Problem requirements -> Exactly repeat all the records below, omitting the images they hold.

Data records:
___

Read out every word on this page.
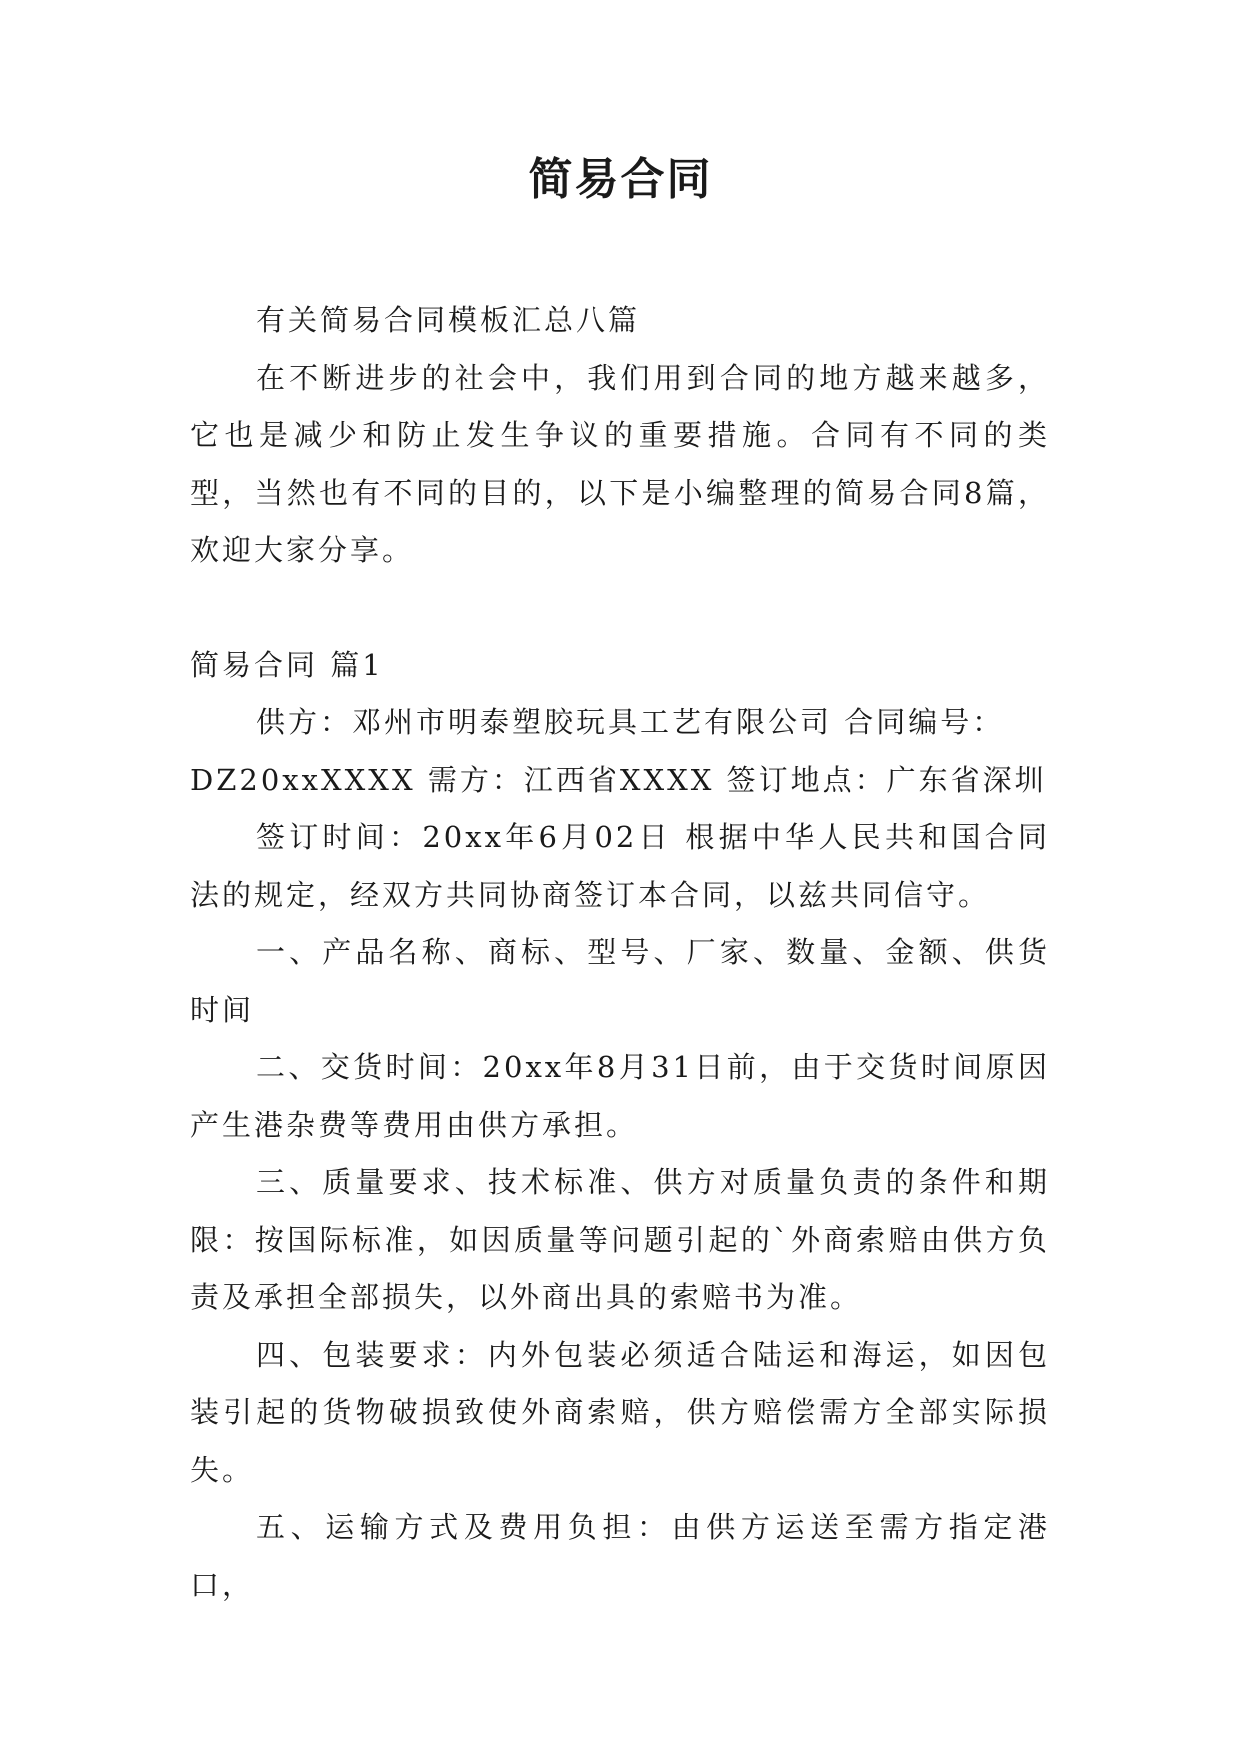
简易合同

有关简易合同模板汇总八篇

在不断进步的社会中，我们用到合同的地方越来越多，它也是减少和防止发生争议的重要措施。合同有不同的类型，当然也有不同的目的，以下是小编整理的简易合同8篇，欢迎大家分享。

简易合同 篇1

供方：邓州市明泰塑胶玩具工艺有限公司 合同编号：

DZ20xxXXXX 需方：江西省XXXX 签订地点：广东省深圳

签订时间：20xx年6月02日 根据中华人民共和国合同法的规定，经双方共同协商签订本合同，以兹共同信守。

一、产品名称、商标、型号、厂家、数量、金额、供货时间

二、交货时间：20xx年8月31日前，由于交货时间原因产生港杂费等费用由供方承担。

三、质量要求、技术标准、供方对质量负责的条件和期限：按国际标准，如因质量等问题引起的`外商索赔由供方负责及承担全部损失，以外商出具的索赔书为准。

四、包装要求：内外包装必须适合陆运和海运，如因包装引起的货物破损致使外商索赔，供方赔偿需方全部实际损失。

五、运输方式及费用负担：由供方运送至需方指定港口，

___

Exercise answer ->
Read out every word on this page.
简易合同

有关简易合同模板汇总八篇

在不断进步的社会中，我们用到合同的地方越来越多，它也是减少和防止发生争议的重要措施。合同有不同的类型，当然也有不同的目的，以下是小编整理的简易合同8篇，欢迎大家分享。

简易合同 篇1

供方：邓州市明泰塑胶玩具工艺有限公司 合同编号：

DZ20xxXXXX 需方：江西省XXXX 签订地点：广东省深圳

签订时间：20xx年6月02日 根据中华人民共和国合同法的规定，经双方共同协商签订本合同，以兹共同信守。

一、产品名称、商标、型号、厂家、数量、金额、供货时间

二、交货时间：20xx年8月31日前，由于交货时间原因产生港杂费等费用由供方承担。

三、质量要求、技术标准、供方对质量负责的条件和期限：按国际标准，如因质量等问题引起的`外商索赔由供方负责及承担全部损失，以外商出具的索赔书为准。

四、包装要求：内外包装必须适合陆运和海运，如因包装引起的货物破损致使外商索赔，供方赔偿需方全部实际损失。

五、运输方式及费用负担：由供方运送至需方指定港口，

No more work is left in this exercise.